Пропаганда успешно сформировала нужное властям отношение: 37% россиян назвали главными заказчиками Запад и НАТО, 27% Украину и только 9% — радикальных исламистов. Пропагандистские обвинения убедили какую-то часть населения: раз Украина и ее партнеры ведут войну такими варварскими методами, то нужно еще больше сплотиться и не идти на мирные переговоры.
Однако как и другие драматические события, воспоминания о теракте довольно скоро отошли на задний план. Исследование PROPA (Panel Study of Russian Public Opinion and Attitudes) уже в июне показало возвращение показателей к февральско-мартовским цифрам — 53%.
Курское вторжение как триггер осознания войны
Фундаментально новым явлением для восприятия войны стало Курское вторжение.
Несмотря на географическую близость войны — для части Курской области солдаты противника находились всего в 30 км, — война для курских жителей оставалась картинкой из телевизора. По их собственным заявлениям, война для них началась 6 августа 2024 года.
В отличие от обстрелов и других военных событий в приграничье, которые увеличивали сплоченность, вторжение оказало противоположное влияние: поддержка войны начала снижаться, а выросла тревожность. Похожий эффект наблюдался во время мобилизации в сентябре 2022 года и при ужесточении закона о воинской повинности в апреле 2023-го.

=-=-=-=-=

• **Описание задания**
Продолжите приведенный выше текст о восприятии войны россиянами, начав сразу после его последнего предложения.

• **Предоставленные данные**
=-=-=-=-=

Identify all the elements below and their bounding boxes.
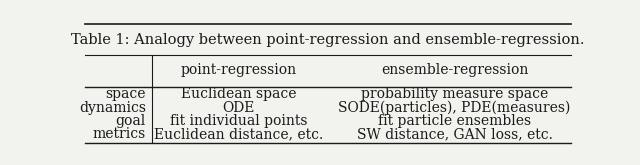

=-=-=-=-=

• **Ответ на задание**
Согласно OpenMinds, исследующему содержание социальных сетей и СМИ, в течение уже первой недели после украинского вторжения в Курскую область настроения изменились с минус 0,25 до минус 0,47 по шкале, где минус 1 — самое негативное отношение к СВО, а 1 — самое позитивное.
Жители России, и в первую очередь Курской области, испытали разочарование: блефом оказались слова о нерушимости государственных границ, силе армии, готовности государства не только защитить своих граждан, но и оказать им помощь, хотя бы в эвакуации. Большинство местных чиновников сбежали, бросив людей на произвол судьбы. В первый период помогали только волонтеры в тех населенных пунктах, куда беженцам удалось добраться. Снова актуальным стал вопрос:
Если Владимир Путин примет решение вывести российские войска с территории Украины и начнет переговоры о перемирии, не достигнув изначально поставленных целей СВО, вы поддержите или не поддержите такое решение?
На фоне Курского вторжения доля тех, кто готов поддержать вывод российских войск и переход к мирным переговорам, несмотря на недостигнутые цели, выросла с 40% до 49%. А точнее, вернулась к упомянутому выше рекордному уровню антивоенных настроений, который наблюдался во время предвыборной кампании Бориса Надеждина.
Доля тех, кто не поддерживает вывод войск и переход к мирным переговорам осталась на уровне 33%, несмотря на вторжение. Нужно отметить, что среди желающих продолжать войну есть как минимум две группы с разными мотивами: примерно половина из этих 33% — убежденные сторонники войны до победного конца, до осуществления поставленных целей, которые, правда, респонденты понимают смутно. Остальными же движет страх прихода украинцев, страх возмездия.
Видимо, подобным страхом можно объяснить и то, что после теракта в «Крокус сити холле», который благодаря пропаганде был воспринят как продолжение войны террористическими методами, рейтинг «продолжения войны» достиг на короткое время 44%.
Как бы ни развивалось украинское вторжение на территории Курской области, факт пересечения российских границ и присутствия на территории России бронетехники противника для многих россиян стали неотменяемым свидетельством слабости российской армии.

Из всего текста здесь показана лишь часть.